▶ INSTRUCTIONS TO FOLLOW: Below are the records. Reproduce exactly the lines from the one containing "Decode this image" through the final line, and omit any pictures.
— Start RAW RECORDS —
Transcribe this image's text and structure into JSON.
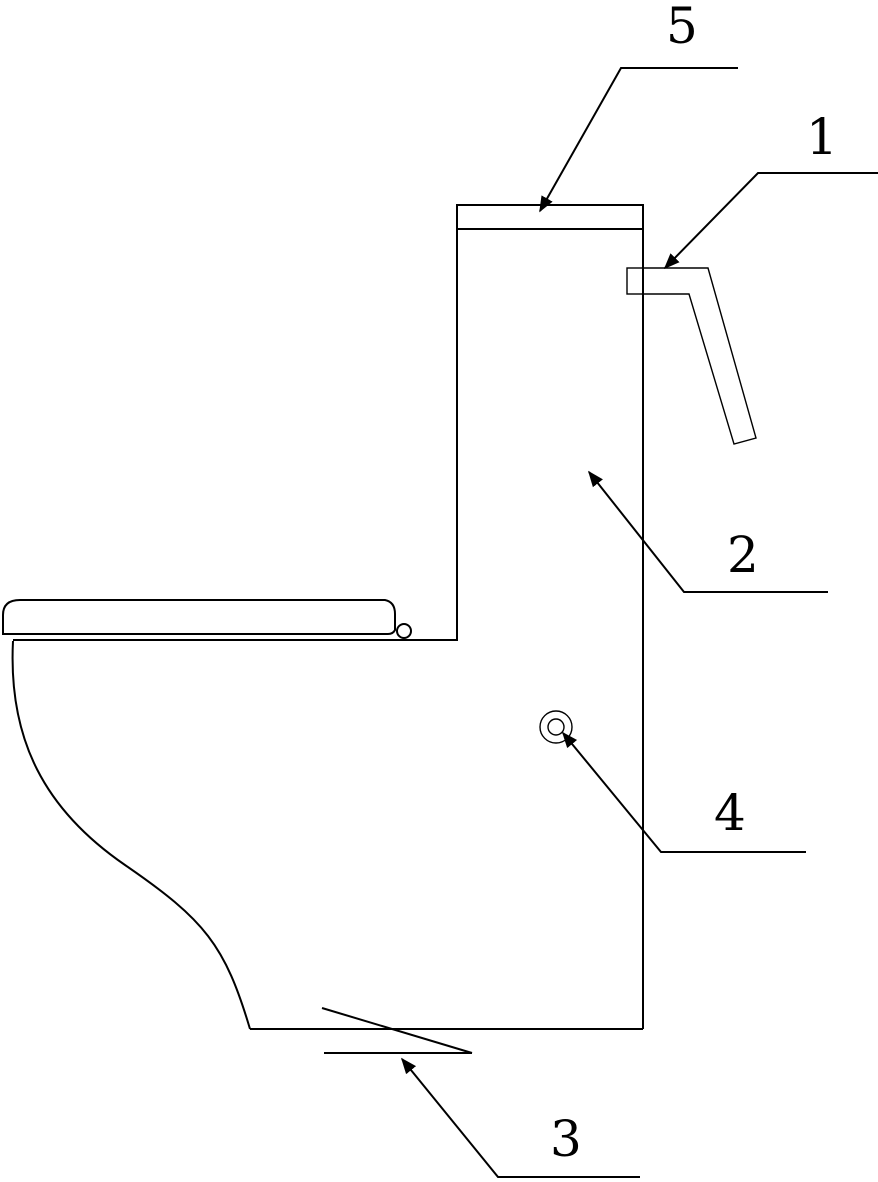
{
  "labels": {
    "part_1": "1",
    "part_2": "2",
    "part_3": "3",
    "part_4": "4",
    "part_5": "5"
  },
  "colors": {
    "line": "#000000",
    "background": "#ffffff"
  }
}
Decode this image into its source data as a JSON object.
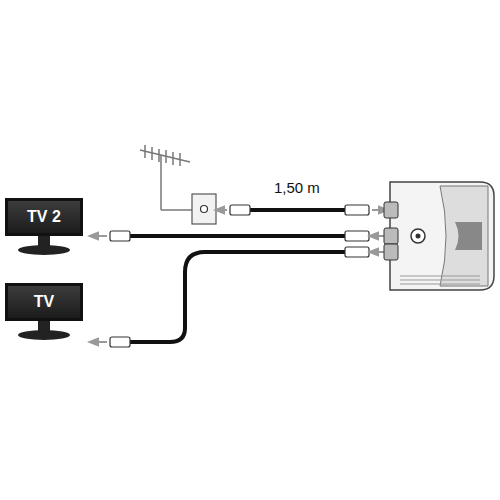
{
  "diagram": {
    "nodes": [
      {
        "text": [
          "TV 2"
        ]
      },
      {
        "text": [
          "TV"
        ]
      }
    ],
    "labels": [
      "1,50 m"
    ]
  }
}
— End RAW RECORDS —
▶ EXPECTED ANSWER:
Decode this image into its source data as a JSON object.
{
  "diagram": {
    "nodes": [
      {
        "text": [
          "TV 2"
        ]
      },
      {
        "text": [
          "TV"
        ]
      }
    ],
    "labels": [
      "1,50 m"
    ]
  }
}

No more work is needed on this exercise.